-- Problem details --
Your task is to copy every record exactly.

[Source records]
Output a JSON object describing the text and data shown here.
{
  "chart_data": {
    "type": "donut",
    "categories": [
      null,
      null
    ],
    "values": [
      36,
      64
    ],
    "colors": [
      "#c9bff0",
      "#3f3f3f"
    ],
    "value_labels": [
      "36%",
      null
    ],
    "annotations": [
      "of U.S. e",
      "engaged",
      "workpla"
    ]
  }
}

-- Response --
Output a JSON object describing the text and data shown here.
{
  "chart_data": {
    "type": "donut",
    "categories": [
      null,
      null
    ],
    "values": [
      36,
      64
    ],
    "colors": [
      "#c9bff0",
      "#3f3f3f"
    ],
    "value_labels": [
      "36%",
      null
    ],
    "annotations": [
      "of U.S. e",
      "engaged",
      "workpla"
    ]
  }
}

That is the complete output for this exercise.